* Exercise task *
In the records below, find the line containing "OCR this image."; copy exactly that line and all lines after it to the end, and nothing else.

* Records supplied *

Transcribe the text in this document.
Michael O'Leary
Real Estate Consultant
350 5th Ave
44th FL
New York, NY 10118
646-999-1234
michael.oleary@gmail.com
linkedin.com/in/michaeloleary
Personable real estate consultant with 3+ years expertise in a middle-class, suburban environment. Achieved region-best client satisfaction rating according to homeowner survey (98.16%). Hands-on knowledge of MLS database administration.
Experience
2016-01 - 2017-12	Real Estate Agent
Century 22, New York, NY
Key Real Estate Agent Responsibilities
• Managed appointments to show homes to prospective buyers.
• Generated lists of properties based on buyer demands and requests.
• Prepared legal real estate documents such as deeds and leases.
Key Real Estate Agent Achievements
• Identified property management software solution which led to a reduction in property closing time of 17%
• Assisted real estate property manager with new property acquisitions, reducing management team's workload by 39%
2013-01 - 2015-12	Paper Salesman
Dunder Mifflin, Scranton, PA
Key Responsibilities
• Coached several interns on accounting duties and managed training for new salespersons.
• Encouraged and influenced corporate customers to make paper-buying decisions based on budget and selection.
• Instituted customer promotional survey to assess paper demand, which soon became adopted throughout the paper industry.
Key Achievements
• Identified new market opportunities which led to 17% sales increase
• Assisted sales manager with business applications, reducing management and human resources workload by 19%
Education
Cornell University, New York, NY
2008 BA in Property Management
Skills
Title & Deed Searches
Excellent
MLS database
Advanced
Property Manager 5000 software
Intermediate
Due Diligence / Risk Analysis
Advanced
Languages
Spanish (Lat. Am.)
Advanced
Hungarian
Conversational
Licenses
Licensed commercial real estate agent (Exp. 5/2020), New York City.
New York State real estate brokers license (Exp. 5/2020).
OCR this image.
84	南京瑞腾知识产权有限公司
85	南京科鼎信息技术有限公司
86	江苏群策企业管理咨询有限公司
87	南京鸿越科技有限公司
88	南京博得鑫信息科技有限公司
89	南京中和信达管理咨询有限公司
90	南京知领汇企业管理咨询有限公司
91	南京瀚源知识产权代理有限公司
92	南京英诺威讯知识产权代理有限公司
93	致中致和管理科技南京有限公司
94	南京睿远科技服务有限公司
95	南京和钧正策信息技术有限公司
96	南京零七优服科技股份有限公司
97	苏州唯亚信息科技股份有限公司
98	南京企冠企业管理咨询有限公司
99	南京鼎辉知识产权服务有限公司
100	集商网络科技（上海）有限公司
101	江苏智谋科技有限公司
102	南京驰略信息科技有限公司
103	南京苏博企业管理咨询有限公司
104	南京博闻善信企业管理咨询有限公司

* Task output *
OCR this image.
84	南京瑞腾知识产权有限公司
85	南京科鼎信息技术有限公司
86	江苏群策企业管理咨询有限公司
87	南京鸿越科技有限公司
88	南京博得鑫信息科技有限公司
89	南京中和信达管理咨询有限公司
90	南京知领汇企业管理咨询有限公司
91	南京瀚源知识产权代理有限公司
92	南京英诺威讯知识产权代理有限公司
93	致中致和管理科技南京有限公司
94	南京睿远科技服务有限公司
95	南京和钧正策信息技术有限公司
96	南京零七优服科技股份有限公司
97	苏州唯亚信息科技股份有限公司
98	南京企冠企业管理咨询有限公司
99	南京鼎辉知识产权服务有限公司
100	集商网络科技（上海）有限公司
101	江苏智谋科技有限公司
102	南京驰略信息科技有限公司
103	南京苏博企业管理咨询有限公司
104	南京博闻善信企业管理咨询有限公司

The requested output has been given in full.